What is needed: Please substitute "presenter-cell" for "speaker-cell" everywhere it occurs in the items below, keeping every other word and number the same.

------ The data ------

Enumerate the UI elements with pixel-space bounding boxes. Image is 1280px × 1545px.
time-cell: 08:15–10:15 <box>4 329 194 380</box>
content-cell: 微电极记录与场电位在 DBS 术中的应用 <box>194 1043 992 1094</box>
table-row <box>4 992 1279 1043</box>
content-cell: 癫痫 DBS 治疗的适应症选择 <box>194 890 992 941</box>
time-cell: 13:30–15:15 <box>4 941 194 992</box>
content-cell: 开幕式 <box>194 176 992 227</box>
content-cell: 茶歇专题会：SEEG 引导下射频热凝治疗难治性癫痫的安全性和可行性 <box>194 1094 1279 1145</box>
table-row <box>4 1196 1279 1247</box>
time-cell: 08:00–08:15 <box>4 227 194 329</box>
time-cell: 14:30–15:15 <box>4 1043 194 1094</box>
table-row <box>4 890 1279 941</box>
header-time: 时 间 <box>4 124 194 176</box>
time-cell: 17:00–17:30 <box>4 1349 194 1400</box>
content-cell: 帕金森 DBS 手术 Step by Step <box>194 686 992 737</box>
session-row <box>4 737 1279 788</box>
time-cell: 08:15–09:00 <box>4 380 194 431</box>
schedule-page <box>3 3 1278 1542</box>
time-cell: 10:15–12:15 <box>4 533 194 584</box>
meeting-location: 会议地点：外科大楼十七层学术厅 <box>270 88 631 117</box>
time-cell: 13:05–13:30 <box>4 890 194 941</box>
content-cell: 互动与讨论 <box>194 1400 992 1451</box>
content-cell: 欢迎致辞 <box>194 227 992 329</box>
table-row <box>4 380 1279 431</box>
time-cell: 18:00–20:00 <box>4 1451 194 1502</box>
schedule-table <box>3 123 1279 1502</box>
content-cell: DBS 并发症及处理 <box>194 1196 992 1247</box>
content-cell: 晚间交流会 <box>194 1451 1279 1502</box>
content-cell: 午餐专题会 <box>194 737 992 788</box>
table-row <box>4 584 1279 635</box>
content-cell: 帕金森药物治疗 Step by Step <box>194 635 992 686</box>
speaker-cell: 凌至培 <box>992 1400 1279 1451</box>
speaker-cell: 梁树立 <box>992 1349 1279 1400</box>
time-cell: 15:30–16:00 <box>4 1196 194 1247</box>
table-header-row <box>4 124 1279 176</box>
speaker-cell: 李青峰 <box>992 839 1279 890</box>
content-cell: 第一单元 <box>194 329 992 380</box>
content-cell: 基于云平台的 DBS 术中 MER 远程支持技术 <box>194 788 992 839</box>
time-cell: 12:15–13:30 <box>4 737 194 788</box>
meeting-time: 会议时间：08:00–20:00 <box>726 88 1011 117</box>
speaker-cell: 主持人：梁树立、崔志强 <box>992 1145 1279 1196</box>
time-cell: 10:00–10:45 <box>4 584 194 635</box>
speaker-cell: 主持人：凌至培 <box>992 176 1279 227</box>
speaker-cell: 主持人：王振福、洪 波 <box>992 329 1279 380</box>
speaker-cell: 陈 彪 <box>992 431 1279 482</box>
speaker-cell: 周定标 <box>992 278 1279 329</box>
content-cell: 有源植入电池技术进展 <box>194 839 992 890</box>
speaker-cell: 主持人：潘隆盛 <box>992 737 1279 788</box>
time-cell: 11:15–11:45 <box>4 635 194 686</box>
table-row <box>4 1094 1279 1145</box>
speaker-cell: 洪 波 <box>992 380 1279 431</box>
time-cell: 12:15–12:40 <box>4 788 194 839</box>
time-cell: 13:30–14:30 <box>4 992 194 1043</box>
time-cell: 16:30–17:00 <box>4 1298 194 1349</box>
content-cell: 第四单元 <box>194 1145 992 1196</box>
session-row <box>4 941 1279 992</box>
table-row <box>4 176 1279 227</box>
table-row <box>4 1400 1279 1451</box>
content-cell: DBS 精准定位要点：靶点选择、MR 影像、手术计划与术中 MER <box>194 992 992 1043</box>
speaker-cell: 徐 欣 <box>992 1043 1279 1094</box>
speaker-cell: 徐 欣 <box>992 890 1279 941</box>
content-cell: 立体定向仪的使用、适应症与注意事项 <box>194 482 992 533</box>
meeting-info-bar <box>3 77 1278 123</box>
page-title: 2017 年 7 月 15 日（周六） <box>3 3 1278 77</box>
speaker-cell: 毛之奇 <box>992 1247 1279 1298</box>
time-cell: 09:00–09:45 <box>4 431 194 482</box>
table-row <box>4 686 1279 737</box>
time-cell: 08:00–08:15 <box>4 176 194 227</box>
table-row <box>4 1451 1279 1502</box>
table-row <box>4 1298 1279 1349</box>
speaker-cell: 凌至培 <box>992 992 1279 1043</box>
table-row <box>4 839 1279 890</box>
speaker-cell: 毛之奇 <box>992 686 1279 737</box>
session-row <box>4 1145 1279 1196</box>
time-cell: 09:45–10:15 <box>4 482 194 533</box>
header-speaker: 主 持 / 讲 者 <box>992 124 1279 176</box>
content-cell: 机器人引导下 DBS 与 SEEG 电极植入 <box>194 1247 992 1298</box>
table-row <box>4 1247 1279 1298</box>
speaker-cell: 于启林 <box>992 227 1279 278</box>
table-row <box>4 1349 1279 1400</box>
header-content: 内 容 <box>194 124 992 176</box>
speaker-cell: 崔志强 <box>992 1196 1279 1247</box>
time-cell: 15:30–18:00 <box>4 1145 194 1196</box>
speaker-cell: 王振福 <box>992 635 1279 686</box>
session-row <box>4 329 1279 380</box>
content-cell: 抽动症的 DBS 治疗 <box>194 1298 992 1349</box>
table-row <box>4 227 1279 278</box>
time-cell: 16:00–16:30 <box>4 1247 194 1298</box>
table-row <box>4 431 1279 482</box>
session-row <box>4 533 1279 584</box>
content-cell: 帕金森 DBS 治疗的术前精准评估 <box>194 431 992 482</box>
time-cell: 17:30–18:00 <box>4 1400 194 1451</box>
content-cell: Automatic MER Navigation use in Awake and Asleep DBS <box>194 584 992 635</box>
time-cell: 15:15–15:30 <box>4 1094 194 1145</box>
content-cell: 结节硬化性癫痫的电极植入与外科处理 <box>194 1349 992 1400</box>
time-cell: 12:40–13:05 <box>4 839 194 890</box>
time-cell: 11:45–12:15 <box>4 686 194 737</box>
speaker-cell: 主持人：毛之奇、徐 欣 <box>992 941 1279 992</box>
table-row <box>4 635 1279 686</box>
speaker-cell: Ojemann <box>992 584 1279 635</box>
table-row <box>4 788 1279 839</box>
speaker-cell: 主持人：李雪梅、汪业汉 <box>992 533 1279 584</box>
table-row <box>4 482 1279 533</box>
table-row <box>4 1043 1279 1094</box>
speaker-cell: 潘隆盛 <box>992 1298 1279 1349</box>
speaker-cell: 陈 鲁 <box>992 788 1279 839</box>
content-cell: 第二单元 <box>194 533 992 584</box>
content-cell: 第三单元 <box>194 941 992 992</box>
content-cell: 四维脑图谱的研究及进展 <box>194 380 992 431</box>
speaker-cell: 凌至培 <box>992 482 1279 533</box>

------

Right answer:
Enumerate the UI elements with pixel-space bounding boxes. Image is 1280px × 1545px.
time-cell: 08:15–10:15 <box>4 329 194 380</box>
content-cell: 微电极记录与场电位在 DBS 术中的应用 <box>194 1043 992 1094</box>
table-row <box>4 992 1279 1043</box>
content-cell: 癫痫 DBS 治疗的适应症选择 <box>194 890 992 941</box>
time-cell: 13:30–15:15 <box>4 941 194 992</box>
content-cell: 开幕式 <box>194 176 992 227</box>
content-cell: 茶歇专题会：SEEG 引导下射频热凝治疗难治性癫痫的安全性和可行性 <box>194 1094 1279 1145</box>
table-row <box>4 1196 1279 1247</box>
time-cell: 08:00–08:15 <box>4 227 194 329</box>
time-cell: 14:30–15:15 <box>4 1043 194 1094</box>
table-row <box>4 890 1279 941</box>
header-time: 时 间 <box>4 124 194 176</box>
time-cell: 17:00–17:30 <box>4 1349 194 1400</box>
content-cell: 帕金森 DBS 手术 Step by Step <box>194 686 992 737</box>
session-row <box>4 737 1279 788</box>
time-cell: 08:15–09:00 <box>4 380 194 431</box>
schedule-page <box>3 3 1278 1542</box>
time-cell: 10:15–12:15 <box>4 533 194 584</box>
meeting-location: 会议地点：外科大楼十七层学术厅 <box>270 88 631 117</box>
time-cell: 13:05–13:30 <box>4 890 194 941</box>
content-cell: 互动与讨论 <box>194 1400 992 1451</box>
content-cell: 欢迎致辞 <box>194 227 992 329</box>
table-row <box>4 380 1279 431</box>
time-cell: 18:00–20:00 <box>4 1451 194 1502</box>
schedule-table <box>3 123 1279 1502</box>
content-cell: DBS 并发症及处理 <box>194 1196 992 1247</box>
content-cell: 晚间交流会 <box>194 1451 1279 1502</box>
content-cell: 午餐专题会 <box>194 737 992 788</box>
table-row <box>4 584 1279 635</box>
content-cell: 帕金森药物治疗 Step by Step <box>194 635 992 686</box>
presenter-cell: 凌至培 <box>992 1400 1279 1451</box>
presenter-cell: 梁树立 <box>992 1349 1279 1400</box>
time-cell: 15:30–16:00 <box>4 1196 194 1247</box>
table-header-row <box>4 124 1279 176</box>
presenter-cell: 李青峰 <box>992 839 1279 890</box>
content-cell: 第一单元 <box>194 329 992 380</box>
content-cell: 基于云平台的 DBS 术中 MER 远程支持技术 <box>194 788 992 839</box>
time-cell: 12:15–13:30 <box>4 737 194 788</box>
meeting-time: 会议时间：08:00–20:00 <box>726 88 1011 117</box>
presenter-cell: 主持人：梁树立、崔志强 <box>992 1145 1279 1196</box>
time-cell: 10:00–10:45 <box>4 584 194 635</box>
presenter-cell: 主持人：凌至培 <box>992 176 1279 227</box>
presenter-cell: 主持人：王振福、洪 波 <box>992 329 1279 380</box>
presenter-cell: 陈 彪 <box>992 431 1279 482</box>
presenter-cell: 周定标 <box>992 278 1279 329</box>
content-cell: 有源植入电池技术进展 <box>194 839 992 890</box>
presenter-cell: 主持人：潘隆盛 <box>992 737 1279 788</box>
time-cell: 11:15–11:45 <box>4 635 194 686</box>
table-row <box>4 1094 1279 1145</box>
presenter-cell: 洪 波 <box>992 380 1279 431</box>
time-cell: 12:15–12:40 <box>4 788 194 839</box>
time-cell: 13:30–14:30 <box>4 992 194 1043</box>
time-cell: 16:30–17:00 <box>4 1298 194 1349</box>
content-cell: 第四单元 <box>194 1145 992 1196</box>
session-row <box>4 941 1279 992</box>
table-row <box>4 176 1279 227</box>
table-row <box>4 1400 1279 1451</box>
content-cell: DBS 精准定位要点：靶点选择、MR 影像、手术计划与术中 MER <box>194 992 992 1043</box>
presenter-cell: 徐 欣 <box>992 1043 1279 1094</box>
presenter-cell: 徐 欣 <box>992 890 1279 941</box>
content-cell: 立体定向仪的使用、适应症与注意事项 <box>194 482 992 533</box>
meeting-info-bar <box>3 77 1278 123</box>
page-title: 2017 年 7 月 15 日（周六） <box>3 3 1278 77</box>
presenter-cell: 毛之奇 <box>992 1247 1279 1298</box>
time-cell: 09:00–09:45 <box>4 431 194 482</box>
table-row <box>4 686 1279 737</box>
time-cell: 08:00–08:15 <box>4 176 194 227</box>
table-row <box>4 1451 1279 1502</box>
table-row <box>4 1298 1279 1349</box>
presenter-cell: 凌至培 <box>992 992 1279 1043</box>
table-row <box>4 839 1279 890</box>
presenter-cell: 毛之奇 <box>992 686 1279 737</box>
session-row <box>4 1145 1279 1196</box>
time-cell: 09:45–10:15 <box>4 482 194 533</box>
header-speaker: 主 持 / 讲 者 <box>992 124 1279 176</box>
content-cell: 机器人引导下 DBS 与 SEEG 电极植入 <box>194 1247 992 1298</box>
table-row <box>4 1247 1279 1298</box>
presenter-cell: 于启林 <box>992 227 1279 278</box>
table-row <box>4 1349 1279 1400</box>
header-content: 内 容 <box>194 124 992 176</box>
presenter-cell: 崔志强 <box>992 1196 1279 1247</box>
time-cell: 15:30–18:00 <box>4 1145 194 1196</box>
presenter-cell: 王振福 <box>992 635 1279 686</box>
session-row <box>4 329 1279 380</box>
content-cell: 抽动症的 DBS 治疗 <box>194 1298 992 1349</box>
table-row <box>4 227 1279 278</box>
time-cell: 16:00–16:30 <box>4 1247 194 1298</box>
table-row <box>4 431 1279 482</box>
session-row <box>4 533 1279 584</box>
content-cell: 帕金森 DBS 治疗的术前精准评估 <box>194 431 992 482</box>
time-cell: 17:30–18:00 <box>4 1400 194 1451</box>
content-cell: Automatic MER Navigation use in Awake and Asleep DBS <box>194 584 992 635</box>
time-cell: 15:15–15:30 <box>4 1094 194 1145</box>
content-cell: 结节硬化性癫痫的电极植入与外科处理 <box>194 1349 992 1400</box>
time-cell: 12:40–13:05 <box>4 839 194 890</box>
time-cell: 11:45–12:15 <box>4 686 194 737</box>
presenter-cell: 主持人：毛之奇、徐 欣 <box>992 941 1279 992</box>
table-row <box>4 635 1279 686</box>
presenter-cell: Ojemann <box>992 584 1279 635</box>
table-row <box>4 788 1279 839</box>
presenter-cell: 主持人：李雪梅、汪业汉 <box>992 533 1279 584</box>
table-row <box>4 482 1279 533</box>
table-row <box>4 1043 1279 1094</box>
presenter-cell: 潘隆盛 <box>992 1298 1279 1349</box>
presenter-cell: 陈 鲁 <box>992 788 1279 839</box>
content-cell: 第二单元 <box>194 533 992 584</box>
content-cell: 第三单元 <box>194 941 992 992</box>
content-cell: 四维脑图谱的研究及进展 <box>194 380 992 431</box>
presenter-cell: 凌至培 <box>992 482 1279 533</box>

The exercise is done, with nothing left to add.